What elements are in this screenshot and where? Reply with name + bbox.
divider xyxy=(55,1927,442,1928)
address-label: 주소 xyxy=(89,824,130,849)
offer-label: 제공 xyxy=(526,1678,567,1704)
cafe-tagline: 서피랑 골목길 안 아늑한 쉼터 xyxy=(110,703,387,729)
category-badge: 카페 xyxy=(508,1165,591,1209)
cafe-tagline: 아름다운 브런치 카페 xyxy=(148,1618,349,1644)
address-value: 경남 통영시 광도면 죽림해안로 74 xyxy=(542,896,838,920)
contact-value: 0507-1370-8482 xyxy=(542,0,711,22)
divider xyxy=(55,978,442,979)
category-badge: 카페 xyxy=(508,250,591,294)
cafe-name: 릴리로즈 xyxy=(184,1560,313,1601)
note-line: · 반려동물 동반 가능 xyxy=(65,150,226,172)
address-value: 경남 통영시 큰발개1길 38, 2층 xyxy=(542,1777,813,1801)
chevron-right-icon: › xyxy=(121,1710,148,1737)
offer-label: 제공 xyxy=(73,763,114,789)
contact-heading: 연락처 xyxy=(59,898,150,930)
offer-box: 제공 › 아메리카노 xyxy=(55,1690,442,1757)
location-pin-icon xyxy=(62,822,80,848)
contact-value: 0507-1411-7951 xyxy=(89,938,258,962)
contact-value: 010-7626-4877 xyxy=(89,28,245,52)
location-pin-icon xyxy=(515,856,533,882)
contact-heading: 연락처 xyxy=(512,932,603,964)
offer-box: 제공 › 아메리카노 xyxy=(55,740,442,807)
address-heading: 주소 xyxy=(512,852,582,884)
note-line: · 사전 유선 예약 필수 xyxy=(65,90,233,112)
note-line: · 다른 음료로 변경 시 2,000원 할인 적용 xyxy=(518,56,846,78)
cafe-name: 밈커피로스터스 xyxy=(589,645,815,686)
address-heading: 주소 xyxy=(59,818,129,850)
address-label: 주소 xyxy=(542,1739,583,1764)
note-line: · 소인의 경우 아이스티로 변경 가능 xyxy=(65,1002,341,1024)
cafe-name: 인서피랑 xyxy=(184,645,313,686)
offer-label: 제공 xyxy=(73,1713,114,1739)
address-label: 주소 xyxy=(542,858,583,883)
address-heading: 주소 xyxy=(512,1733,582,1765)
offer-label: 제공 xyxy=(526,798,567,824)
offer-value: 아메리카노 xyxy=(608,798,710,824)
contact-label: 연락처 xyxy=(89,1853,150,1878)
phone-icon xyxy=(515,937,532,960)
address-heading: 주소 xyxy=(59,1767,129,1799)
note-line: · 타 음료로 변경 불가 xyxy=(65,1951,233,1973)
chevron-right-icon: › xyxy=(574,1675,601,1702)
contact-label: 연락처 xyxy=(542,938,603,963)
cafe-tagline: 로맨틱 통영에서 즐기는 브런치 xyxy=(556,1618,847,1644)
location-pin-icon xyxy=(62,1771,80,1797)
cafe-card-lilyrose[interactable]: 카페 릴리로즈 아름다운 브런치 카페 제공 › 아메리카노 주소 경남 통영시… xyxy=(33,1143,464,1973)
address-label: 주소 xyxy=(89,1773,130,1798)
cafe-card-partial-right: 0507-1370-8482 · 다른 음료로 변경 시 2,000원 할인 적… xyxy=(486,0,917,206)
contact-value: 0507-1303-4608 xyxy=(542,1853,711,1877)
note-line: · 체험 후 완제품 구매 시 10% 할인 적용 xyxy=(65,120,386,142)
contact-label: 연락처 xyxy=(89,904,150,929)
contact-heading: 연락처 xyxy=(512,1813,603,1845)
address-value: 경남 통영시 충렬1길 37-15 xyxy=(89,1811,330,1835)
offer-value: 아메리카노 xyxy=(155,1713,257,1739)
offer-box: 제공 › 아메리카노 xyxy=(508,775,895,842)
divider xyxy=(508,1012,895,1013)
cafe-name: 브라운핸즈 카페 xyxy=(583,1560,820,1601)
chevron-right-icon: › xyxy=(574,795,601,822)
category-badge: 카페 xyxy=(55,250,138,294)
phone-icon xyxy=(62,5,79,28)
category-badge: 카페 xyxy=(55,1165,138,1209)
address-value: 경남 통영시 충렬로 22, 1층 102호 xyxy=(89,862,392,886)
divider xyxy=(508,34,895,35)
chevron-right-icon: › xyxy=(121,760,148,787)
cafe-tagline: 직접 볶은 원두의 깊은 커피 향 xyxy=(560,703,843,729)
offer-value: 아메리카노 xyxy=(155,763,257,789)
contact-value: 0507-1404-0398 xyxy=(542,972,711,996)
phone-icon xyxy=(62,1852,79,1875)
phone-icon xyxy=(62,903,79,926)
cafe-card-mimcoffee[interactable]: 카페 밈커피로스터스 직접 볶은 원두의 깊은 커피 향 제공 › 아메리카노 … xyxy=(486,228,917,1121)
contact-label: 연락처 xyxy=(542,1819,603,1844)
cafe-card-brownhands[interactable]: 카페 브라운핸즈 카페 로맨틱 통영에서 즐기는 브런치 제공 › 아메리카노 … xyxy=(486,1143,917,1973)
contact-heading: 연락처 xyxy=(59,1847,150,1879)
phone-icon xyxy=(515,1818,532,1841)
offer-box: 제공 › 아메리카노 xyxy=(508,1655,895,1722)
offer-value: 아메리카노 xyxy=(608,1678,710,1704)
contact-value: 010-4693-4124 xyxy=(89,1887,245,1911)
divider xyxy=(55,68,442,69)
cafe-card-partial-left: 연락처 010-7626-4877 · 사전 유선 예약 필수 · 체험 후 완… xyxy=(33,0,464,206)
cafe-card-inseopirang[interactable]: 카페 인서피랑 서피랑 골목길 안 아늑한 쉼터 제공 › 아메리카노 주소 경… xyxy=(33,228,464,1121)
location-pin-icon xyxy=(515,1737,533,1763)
• • • •
◆ **OBJECTIVE**
Set out each of the lines above as its own item in a numbered list, leaving out any blank lines.

◆ **COMPLETE OUTPUT**
1. What elements are in this screenshot and where? Reply with name + bbox.
2. divider xyxy=(55,1927,442,1928)
3. address-label: 주소 xyxy=(89,824,130,849)
4. offer-label: 제공 xyxy=(526,1678,567,1704)
5. cafe-tagline: 서피랑 골목길 안 아늑한 쉼터 xyxy=(110,703,387,729)
6. category-badge: 카페 xyxy=(508,1165,591,1209)
7. cafe-tagline: 아름다운 브런치 카페 xyxy=(148,1618,349,1644)
8. address-value: 경남 통영시 광도면 죽림해안로 74 xyxy=(542,896,838,920)
9. contact-value: 0507-1370-8482 xyxy=(542,0,711,22)
10. divider xyxy=(55,978,442,979)
11. category-badge: 카페 xyxy=(508,250,591,294)
12. cafe-name: 릴리로즈 xyxy=(184,1560,313,1601)
13. note-line: · 반려동물 동반 가능 xyxy=(65,150,226,172)
14. address-value: 경남 통영시 큰발개1길 38, 2층 xyxy=(542,1777,813,1801)
15. chevron-right-icon: › xyxy=(121,1710,148,1737)
16. offer-label: 제공 xyxy=(73,763,114,789)
17. contact-heading: 연락처 xyxy=(59,898,150,930)
18. offer-box: 제공 › 아메리카노 xyxy=(55,1690,442,1757)
19. location-pin-icon xyxy=(62,822,80,848)
20. contact-value: 0507-1411-7951 xyxy=(89,938,258,962)
21. contact-value: 010-7626-4877 xyxy=(89,28,245,52)
22. location-pin-icon xyxy=(515,856,533,882)
23. contact-heading: 연락처 xyxy=(512,932,603,964)
24. offer-box: 제공 › 아메리카노 xyxy=(55,740,442,807)
25. address-heading: 주소 xyxy=(512,852,582,884)
26. note-line: · 사전 유선 예약 필수 xyxy=(65,90,233,112)
27. note-line: · 다른 음료로 변경 시 2,000원 할인 적용 xyxy=(518,56,846,78)
28. cafe-name: 밈커피로스터스 xyxy=(589,645,815,686)
29. address-heading: 주소 xyxy=(59,818,129,850)
30. address-label: 주소 xyxy=(542,1739,583,1764)
31. note-line: · 소인의 경우 아이스티로 변경 가능 xyxy=(65,1002,341,1024)
32. cafe-name: 인서피랑 xyxy=(184,645,313,686)
33. offer-label: 제공 xyxy=(73,1713,114,1739)
34. address-label: 주소 xyxy=(542,858,583,883)
35. address-heading: 주소 xyxy=(512,1733,582,1765)
36. offer-label: 제공 xyxy=(526,798,567,824)
37. offer-value: 아메리카노 xyxy=(608,798,710,824)
38. contact-label: 연락처 xyxy=(89,1853,150,1878)
39. phone-icon xyxy=(515,937,532,960)
40. address-heading: 주소 xyxy=(59,1767,129,1799)
41. note-line: · 타 음료로 변경 불가 xyxy=(65,1951,233,1973)
42. chevron-right-icon: › xyxy=(574,1675,601,1702)
43. contact-label: 연락처 xyxy=(542,938,603,963)
44. cafe-tagline: 로맨틱 통영에서 즐기는 브런치 xyxy=(556,1618,847,1644)
45. location-pin-icon xyxy=(62,1771,80,1797)
46. cafe-card-lilyrose[interactable]: 카페 릴리로즈 아름다운 브런치 카페 제공 › 아메리카노 주소 경남 통영시… xyxy=(33,1143,464,1973)
47. address-label: 주소 xyxy=(89,1773,130,1798)
48. cafe-card-partial-right: 0507-1370-8482 · 다른 음료로 변경 시 2,000원 할인 적… xyxy=(486,0,917,206)
49. contact-value: 0507-1303-4608 xyxy=(542,1853,711,1877)
50. note-line: · 체험 후 완제품 구매 시 10% 할인 적용 xyxy=(65,120,386,142)
51. contact-label: 연락처 xyxy=(89,904,150,929)
52. contact-heading: 연락처 xyxy=(512,1813,603,1845)
53. address-value: 경남 통영시 충렬1길 37-15 xyxy=(89,1811,330,1835)
54. offer-value: 아메리카노 xyxy=(155,1713,257,1739)
55. offer-box: 제공 › 아메리카노 xyxy=(508,775,895,842)
56. divider xyxy=(508,1012,895,1013)
57. cafe-name: 브라운핸즈 카페 xyxy=(583,1560,820,1601)
58. chevron-right-icon: › xyxy=(574,795,601,822)
59. category-badge: 카페 xyxy=(55,250,138,294)
60. phone-icon xyxy=(62,5,79,28)
61. category-badge: 카페 xyxy=(55,1165,138,1209)
62. address-value: 경남 통영시 충렬로 22, 1층 102호 xyxy=(89,862,392,886)
63. divider xyxy=(508,34,895,35)
64. chevron-right-icon: › xyxy=(121,760,148,787)
65. cafe-tagline: 직접 볶은 원두의 깊은 커피 향 xyxy=(560,703,843,729)
66. offer-value: 아메리카노 xyxy=(155,763,257,789)
67. contact-value: 0507-1404-0398 xyxy=(542,972,711,996)
68. phone-icon xyxy=(62,1852,79,1875)
69. phone-icon xyxy=(62,903,79,926)
70. cafe-card-mimcoffee[interactable]: 카페 밈커피로스터스 직접 볶은 원두의 깊은 커피 향 제공 › 아메리카노 … xyxy=(486,228,917,1121)
71. contact-label: 연락처 xyxy=(542,1819,603,1844)
72. cafe-card-brownhands[interactable]: 카페 브라운핸즈 카페 로맨틱 통영에서 즐기는 브런치 제공 › 아메리카노 … xyxy=(486,1143,917,1973)
73. contact-heading: 연락처 xyxy=(59,1847,150,1879)
74. phone-icon xyxy=(515,1818,532,1841)
75. offer-box: 제공 › 아메리카노 xyxy=(508,1655,895,1722)
76. offer-value: 아메리카노 xyxy=(608,1678,710,1704)
77. contact-value: 010-4693-4124 xyxy=(89,1887,245,1911)
78. divider xyxy=(55,68,442,69)
79. cafe-card-partial-left: 연락처 010-7626-4877 · 사전 유선 예약 필수 · 체험 후 완… xyxy=(33,0,464,206)
80. cafe-card-inseopirang[interactable]: 카페 인서피랑 서피랑 골목길 안 아늑한 쉼터 제공 › 아메리카노 주소 경… xyxy=(33,228,464,1121)
81. location-pin-icon xyxy=(515,1737,533,1763)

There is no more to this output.